Report only the number of lines holding "完整地展现作品".

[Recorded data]
· · · ·
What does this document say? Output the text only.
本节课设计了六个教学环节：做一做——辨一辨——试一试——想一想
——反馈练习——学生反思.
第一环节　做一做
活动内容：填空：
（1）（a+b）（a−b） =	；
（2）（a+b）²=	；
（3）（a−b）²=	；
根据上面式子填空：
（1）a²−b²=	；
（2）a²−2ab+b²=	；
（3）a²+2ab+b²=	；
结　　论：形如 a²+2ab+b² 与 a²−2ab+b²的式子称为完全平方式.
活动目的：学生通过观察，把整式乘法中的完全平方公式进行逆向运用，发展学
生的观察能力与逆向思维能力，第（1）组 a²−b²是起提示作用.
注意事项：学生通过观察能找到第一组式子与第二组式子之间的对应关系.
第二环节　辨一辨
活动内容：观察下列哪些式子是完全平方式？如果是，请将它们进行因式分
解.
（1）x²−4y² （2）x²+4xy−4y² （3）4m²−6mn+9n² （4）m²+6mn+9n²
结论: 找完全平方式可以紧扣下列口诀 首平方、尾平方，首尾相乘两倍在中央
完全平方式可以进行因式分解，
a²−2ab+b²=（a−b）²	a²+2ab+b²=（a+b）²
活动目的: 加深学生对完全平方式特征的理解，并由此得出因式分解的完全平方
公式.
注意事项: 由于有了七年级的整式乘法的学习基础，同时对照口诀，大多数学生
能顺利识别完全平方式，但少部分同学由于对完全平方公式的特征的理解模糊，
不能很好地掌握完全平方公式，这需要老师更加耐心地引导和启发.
· · · ·
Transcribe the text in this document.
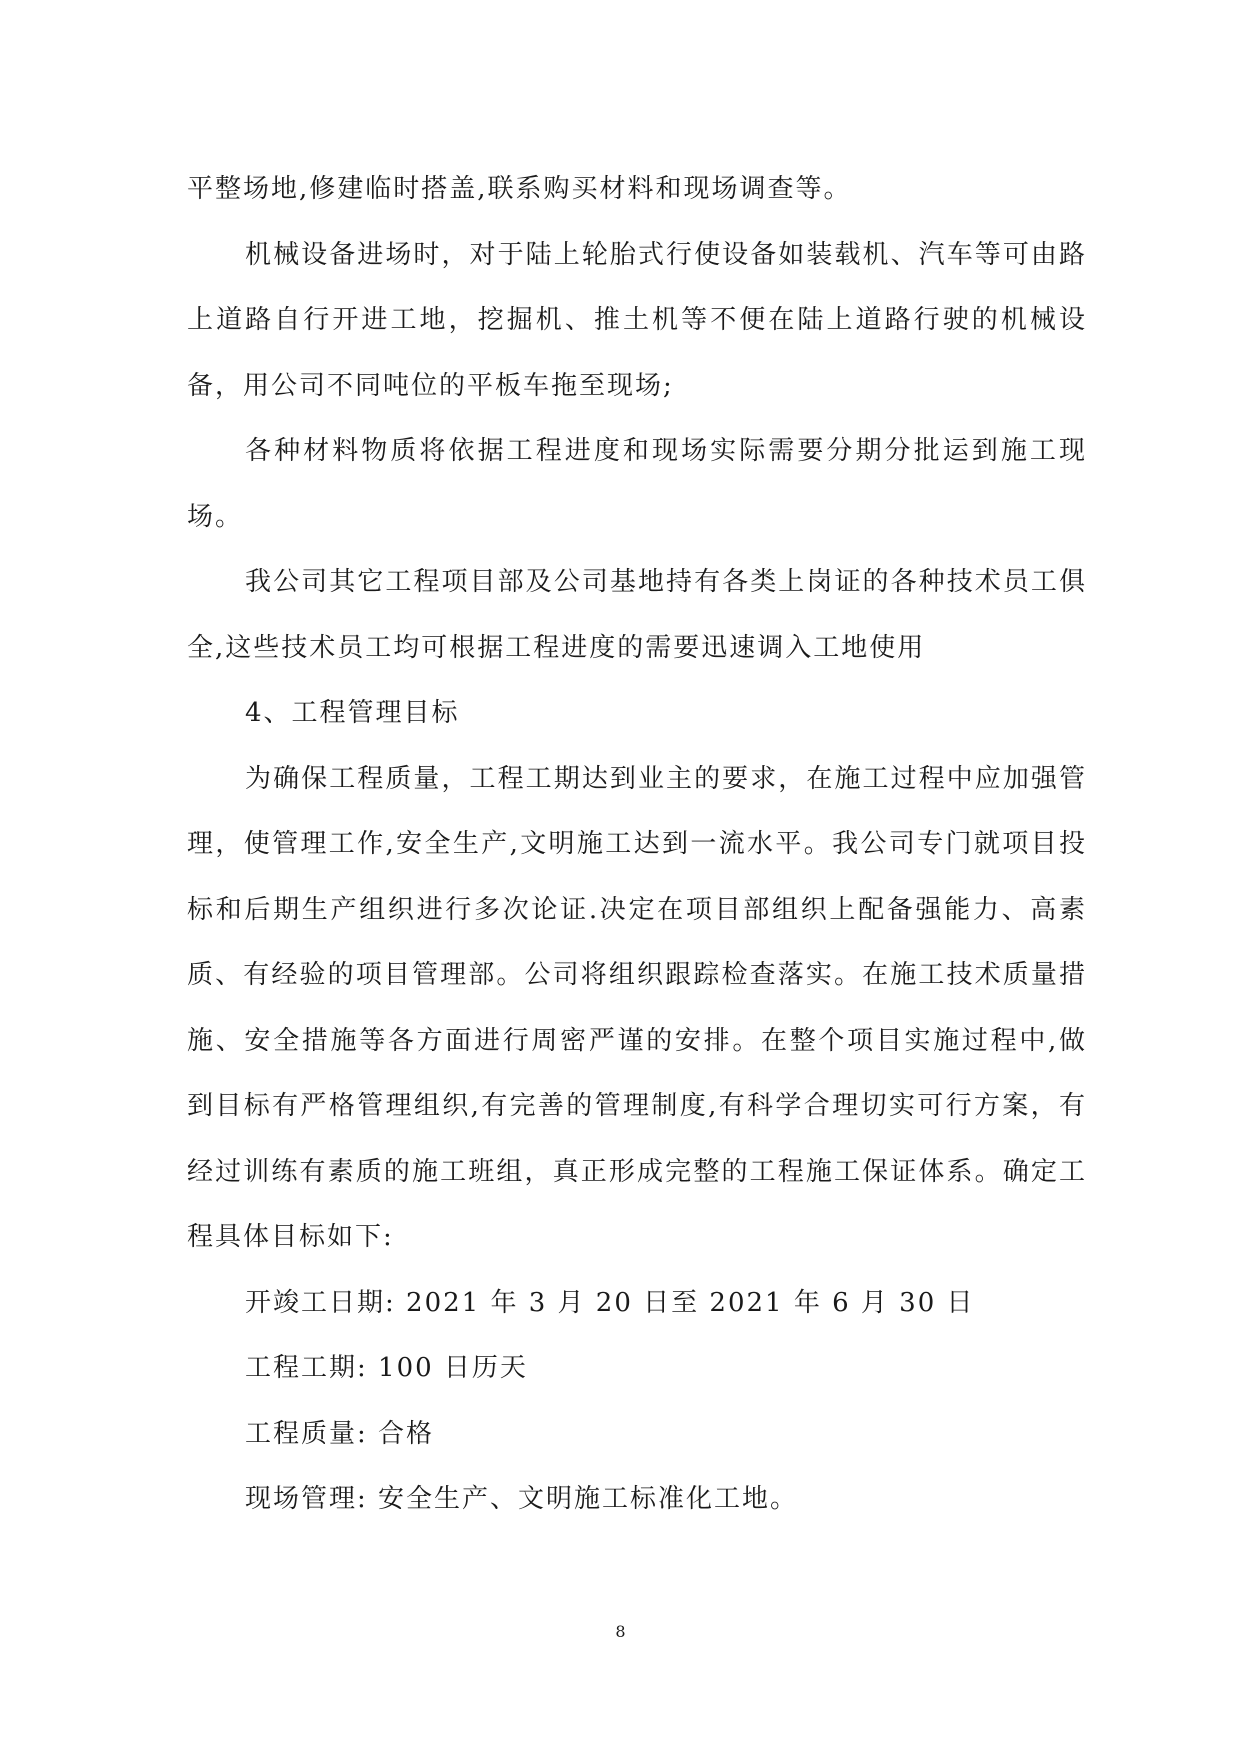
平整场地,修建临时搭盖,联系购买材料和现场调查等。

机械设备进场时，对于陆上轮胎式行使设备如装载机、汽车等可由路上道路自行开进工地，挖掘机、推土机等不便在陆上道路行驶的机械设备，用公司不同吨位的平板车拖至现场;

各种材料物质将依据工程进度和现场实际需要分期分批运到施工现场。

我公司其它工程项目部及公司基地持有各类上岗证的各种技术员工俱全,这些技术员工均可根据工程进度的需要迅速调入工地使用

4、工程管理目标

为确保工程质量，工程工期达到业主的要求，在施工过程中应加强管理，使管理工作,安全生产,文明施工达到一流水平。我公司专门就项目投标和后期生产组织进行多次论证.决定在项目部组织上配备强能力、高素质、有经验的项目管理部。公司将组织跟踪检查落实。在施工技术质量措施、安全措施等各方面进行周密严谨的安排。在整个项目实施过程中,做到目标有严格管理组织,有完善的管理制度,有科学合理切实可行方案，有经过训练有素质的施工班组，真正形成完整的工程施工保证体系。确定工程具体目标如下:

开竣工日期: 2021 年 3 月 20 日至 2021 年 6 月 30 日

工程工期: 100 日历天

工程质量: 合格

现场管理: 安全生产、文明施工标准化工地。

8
· · · ·
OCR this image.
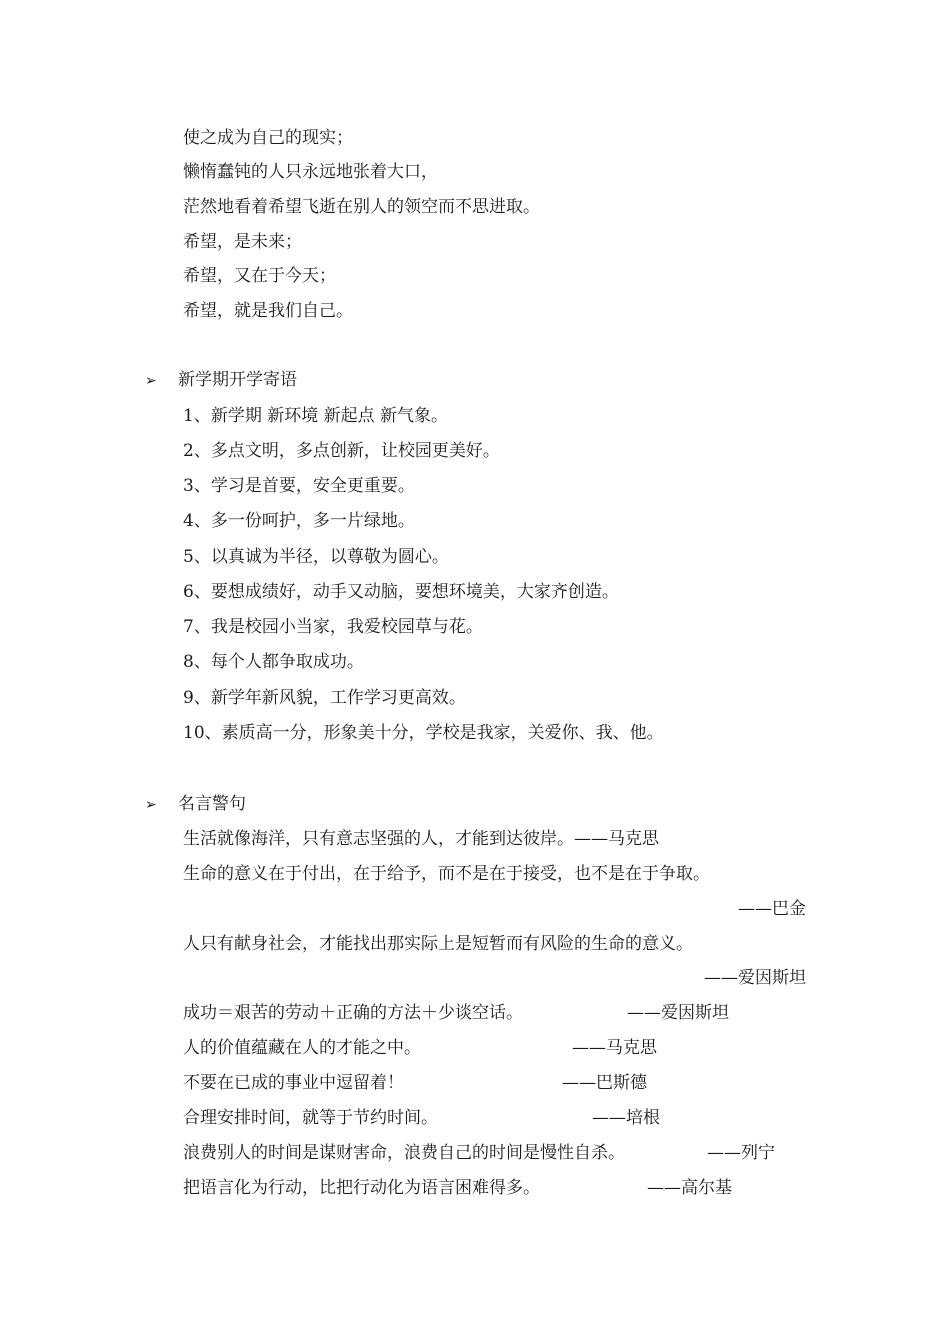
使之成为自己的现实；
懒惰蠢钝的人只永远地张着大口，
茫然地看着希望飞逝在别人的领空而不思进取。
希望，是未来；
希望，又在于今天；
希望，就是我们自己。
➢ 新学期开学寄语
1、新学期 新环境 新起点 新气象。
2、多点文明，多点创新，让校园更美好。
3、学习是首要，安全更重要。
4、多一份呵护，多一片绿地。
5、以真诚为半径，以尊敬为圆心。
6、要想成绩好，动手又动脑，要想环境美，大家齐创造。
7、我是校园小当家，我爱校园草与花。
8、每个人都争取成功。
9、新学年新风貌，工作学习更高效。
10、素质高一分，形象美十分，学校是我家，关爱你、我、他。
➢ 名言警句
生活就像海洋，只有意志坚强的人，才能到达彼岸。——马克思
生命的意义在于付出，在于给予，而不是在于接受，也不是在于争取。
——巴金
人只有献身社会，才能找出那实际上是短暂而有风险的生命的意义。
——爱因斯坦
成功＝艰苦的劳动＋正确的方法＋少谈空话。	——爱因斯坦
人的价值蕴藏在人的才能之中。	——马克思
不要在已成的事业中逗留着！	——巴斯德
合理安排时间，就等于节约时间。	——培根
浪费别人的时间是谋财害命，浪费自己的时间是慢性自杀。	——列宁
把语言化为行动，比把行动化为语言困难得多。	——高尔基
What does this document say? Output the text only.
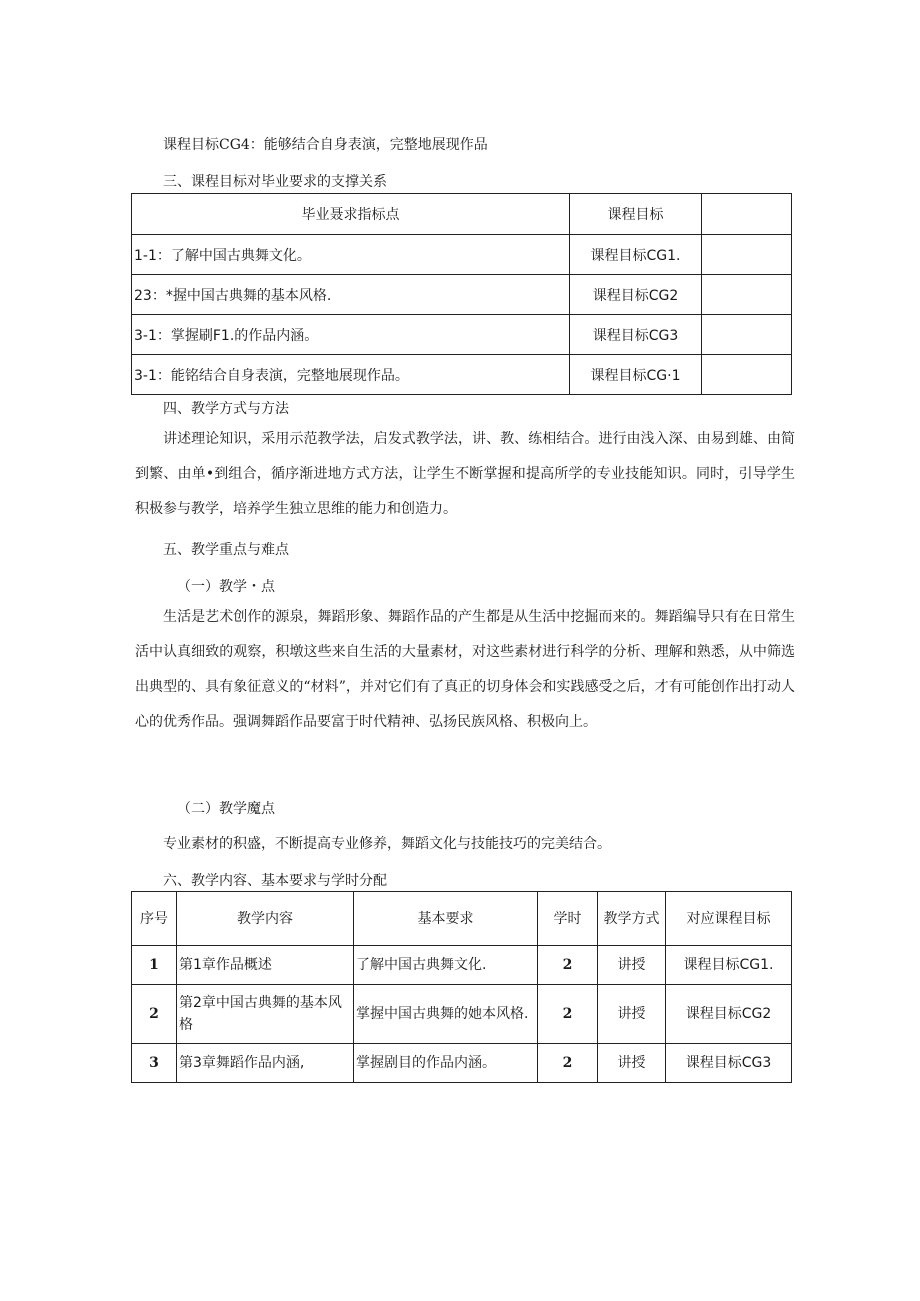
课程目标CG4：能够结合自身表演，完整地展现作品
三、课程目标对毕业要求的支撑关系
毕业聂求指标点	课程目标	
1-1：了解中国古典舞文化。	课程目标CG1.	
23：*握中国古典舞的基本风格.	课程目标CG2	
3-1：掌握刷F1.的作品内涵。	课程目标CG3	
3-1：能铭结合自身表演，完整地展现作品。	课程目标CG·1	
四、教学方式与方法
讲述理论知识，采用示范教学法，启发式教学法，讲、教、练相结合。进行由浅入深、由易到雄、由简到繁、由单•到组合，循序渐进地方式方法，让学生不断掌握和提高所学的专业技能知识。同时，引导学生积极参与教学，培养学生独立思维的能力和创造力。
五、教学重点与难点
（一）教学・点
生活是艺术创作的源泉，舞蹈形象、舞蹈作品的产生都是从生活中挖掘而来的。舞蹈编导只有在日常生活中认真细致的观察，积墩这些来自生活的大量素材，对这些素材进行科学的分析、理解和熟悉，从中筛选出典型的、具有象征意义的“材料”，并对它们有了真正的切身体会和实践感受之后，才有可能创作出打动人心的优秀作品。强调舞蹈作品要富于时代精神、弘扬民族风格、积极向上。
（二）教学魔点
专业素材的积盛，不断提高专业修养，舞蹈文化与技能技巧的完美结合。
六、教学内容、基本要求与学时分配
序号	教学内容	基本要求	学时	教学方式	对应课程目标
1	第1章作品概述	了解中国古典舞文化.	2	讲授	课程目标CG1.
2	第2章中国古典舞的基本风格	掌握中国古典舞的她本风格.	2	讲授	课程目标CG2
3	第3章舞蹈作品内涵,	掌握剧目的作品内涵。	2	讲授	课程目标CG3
· · · ·
:: Answer to the problem ::
2